§ **YOUR OBJECTIVE**
Copy each record exactly as it reads, leaving out any pictures it holds.

§ **SUPPLIED RECORDS**
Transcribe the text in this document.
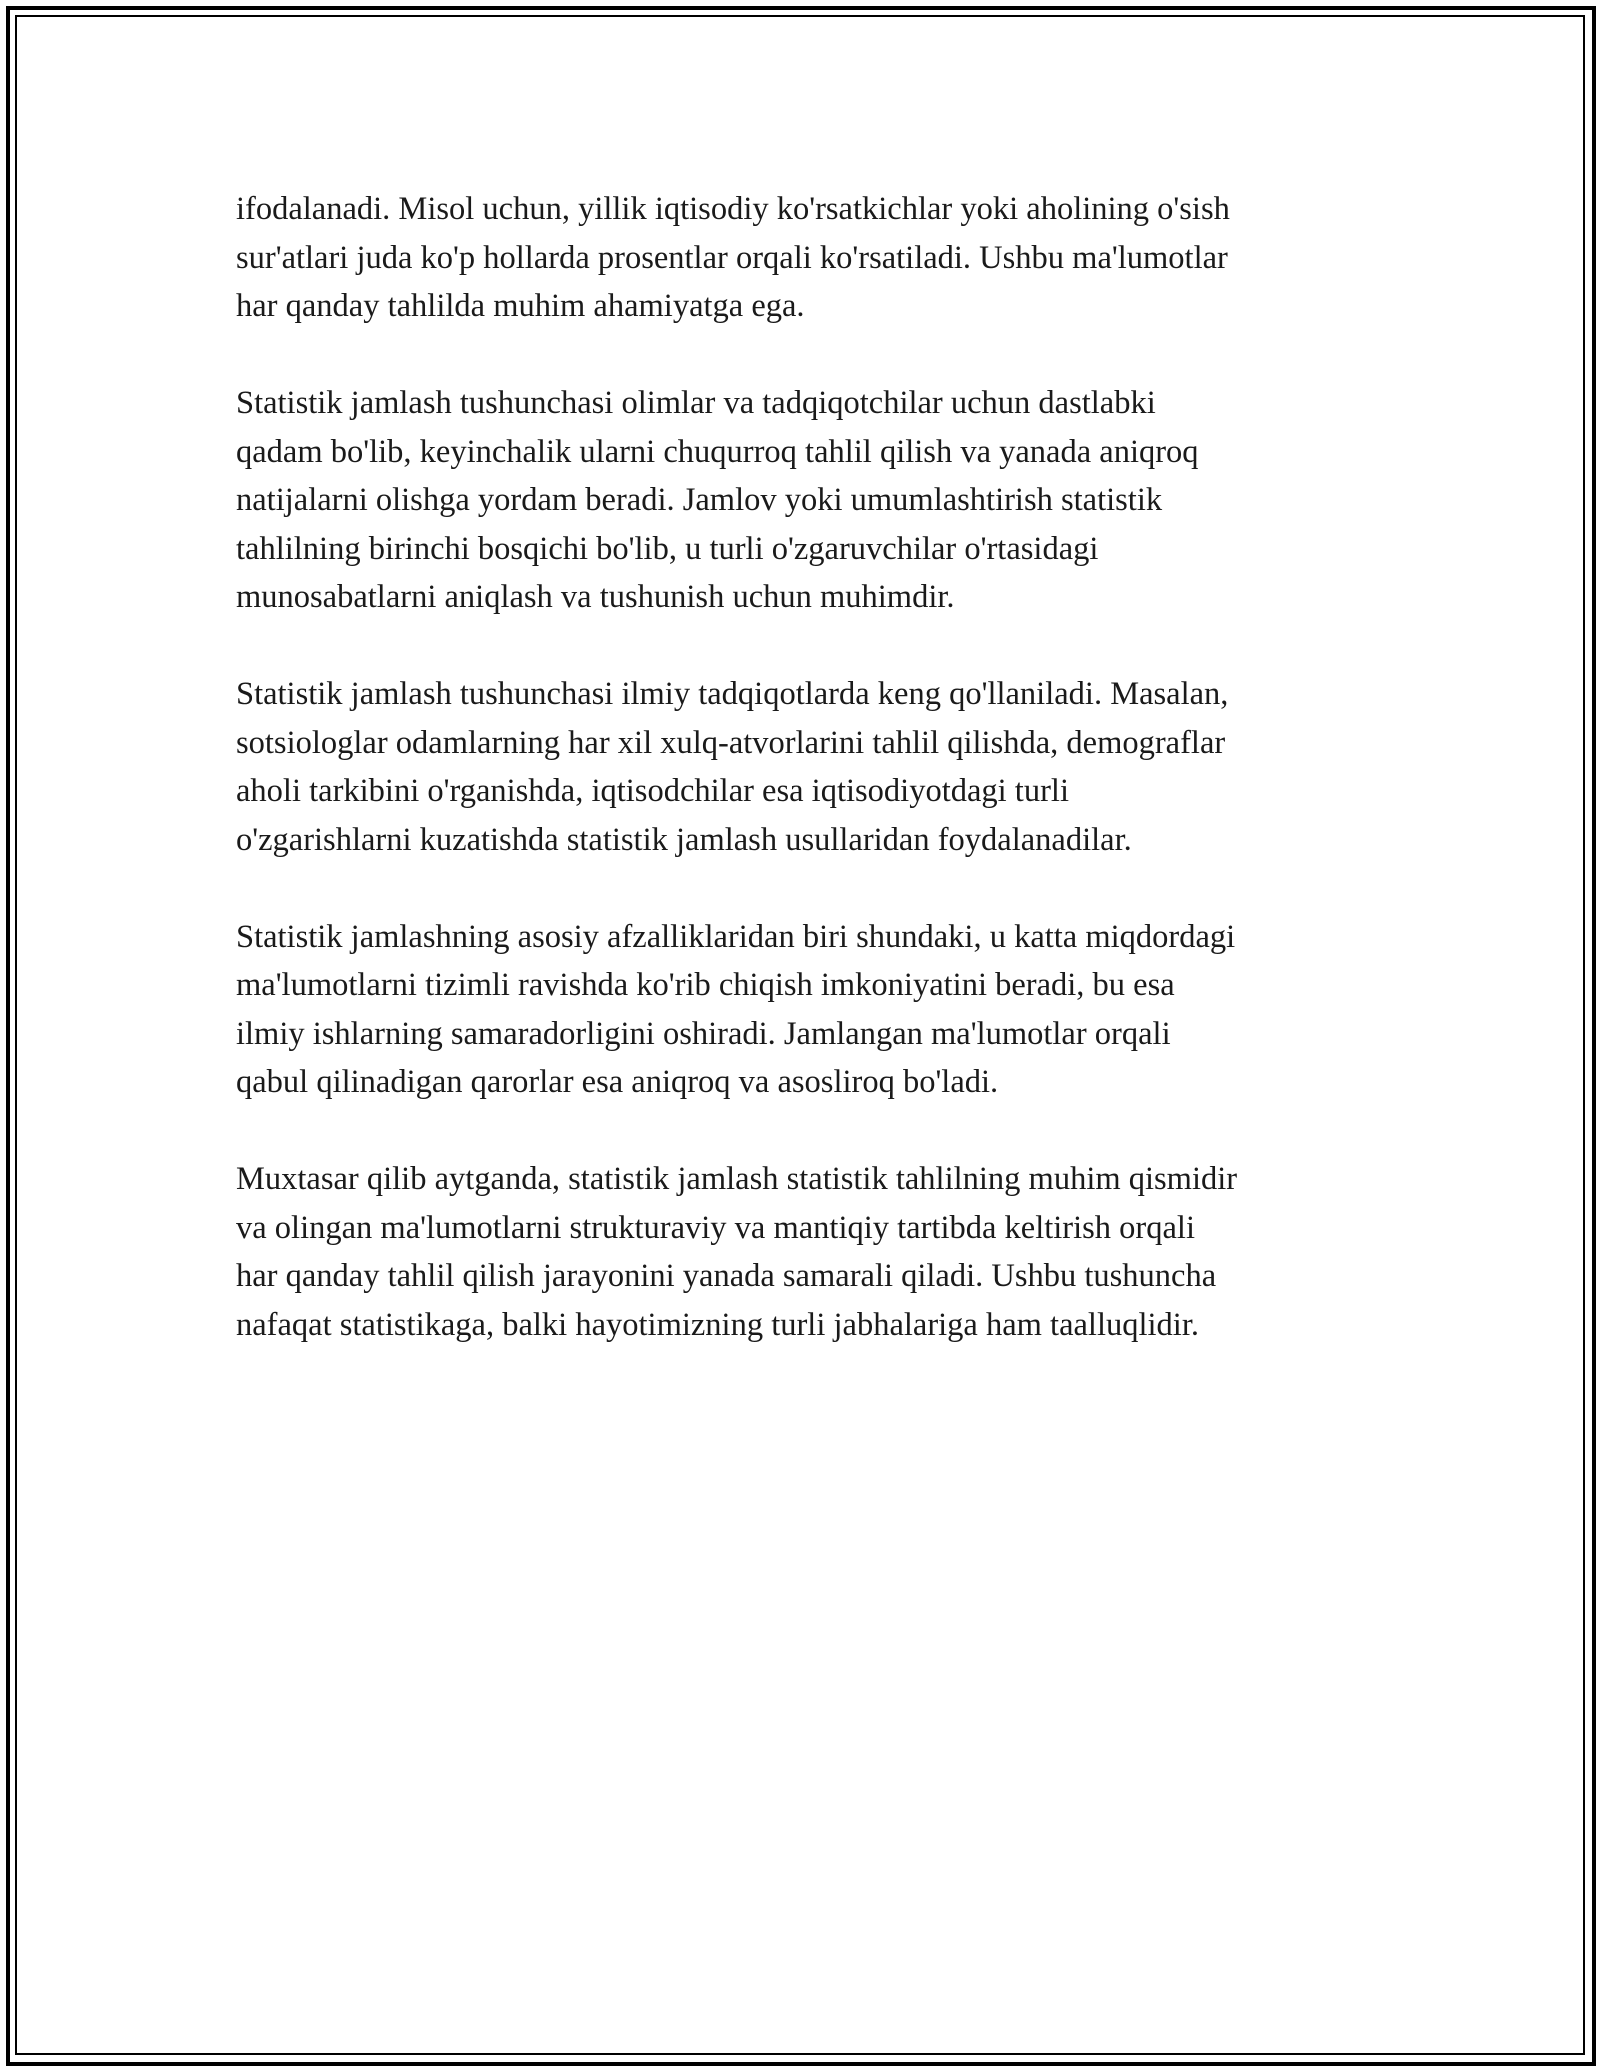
ifodalanadi. Misol uchun, yillik iqtisodiy ko'rsatkichlar yoki aholining o'sish
sur'atlari juda ko'p hollarda prosentlar orqali ko'rsatiladi. Ushbu ma'lumotlar
har qanday tahlilda muhim ahamiyatga ega.

Statistik jamlash tushunchasi olimlar va tadqiqotchilar uchun dastlabki
qadam bo'lib, keyinchalik ularni chuqurroq tahlil qilish va yanada aniqroq
natijalarni olishga yordam beradi. Jamlov yoki umumlashtirish statistik
tahlilning birinchi bosqichi bo'lib, u turli o'zgaruvchilar o'rtasidagi
munosabatlarni aniqlash va tushunish uchun muhimdir.

Statistik jamlash tushunchasi ilmiy tadqiqotlarda keng qo'llaniladi. Masalan,
sotsiologlar odamlarning har xil xulq-atvorlarini tahlil qilishda, demograflar
aholi tarkibini o'rganishda, iqtisodchilar esa iqtisodiyotdagi turli
o'zgarishlarni kuzatishda statistik jamlash usullaridan foydalanadilar.

Statistik jamlashning asosiy afzalliklaridan biri shundaki, u katta miqdordagi
ma'lumotlarni tizimli ravishda ko'rib chiqish imkoniyatini beradi, bu esa
ilmiy ishlarning samaradorligini oshiradi. Jamlangan ma'lumotlar orqali
qabul qilinadigan qarorlar esa aniqroq va asosliroq bo'ladi.

Muxtasar qilib aytganda, statistik jamlash statistik tahlilning muhim qismidir
va olingan ma'lumotlarni strukturaviy va mantiqiy tartibda keltirish orqali
har qanday tahlil qilish jarayonini yanada samarali qiladi. Ushbu tushuncha
nafaqat statistikaga, balki hayotimizning turli jabhalariga ham taalluqlidir.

§ **RESPONSE**
Transcribe the text in this document.
ifodalanadi. Misol uchun, yillik iqtisodiy ko'rsatkichlar yoki aholining o'sish
sur'atlari juda ko'p hollarda prosentlar orqali ko'rsatiladi. Ushbu ma'lumotlar
har qanday tahlilda muhim ahamiyatga ega.

Statistik jamlash tushunchasi olimlar va tadqiqotchilar uchun dastlabki
qadam bo'lib, keyinchalik ularni chuqurroq tahlil qilish va yanada aniqroq
natijalarni olishga yordam beradi. Jamlov yoki umumlashtirish statistik
tahlilning birinchi bosqichi bo'lib, u turli o'zgaruvchilar o'rtasidagi
munosabatlarni aniqlash va tushunish uchun muhimdir.

Statistik jamlash tushunchasi ilmiy tadqiqotlarda keng qo'llaniladi. Masalan,
sotsiologlar odamlarning har xil xulq-atvorlarini tahlil qilishda, demograflar
aholi tarkibini o'rganishda, iqtisodchilar esa iqtisodiyotdagi turli
o'zgarishlarni kuzatishda statistik jamlash usullaridan foydalanadilar.

Statistik jamlashning asosiy afzalliklaridan biri shundaki, u katta miqdordagi
ma'lumotlarni tizimli ravishda ko'rib chiqish imkoniyatini beradi, bu esa
ilmiy ishlarning samaradorligini oshiradi. Jamlangan ma'lumotlar orqali
qabul qilinadigan qarorlar esa aniqroq va asosliroq bo'ladi.

Muxtasar qilib aytganda, statistik jamlash statistik tahlilning muhim qismidir
va olingan ma'lumotlarni strukturaviy va mantiqiy tartibda keltirish orqali
har qanday tahlil qilish jarayonini yanada samarali qiladi. Ushbu tushuncha
nafaqat statistikaga, balki hayotimizning turli jabhalariga ham taalluqlidir.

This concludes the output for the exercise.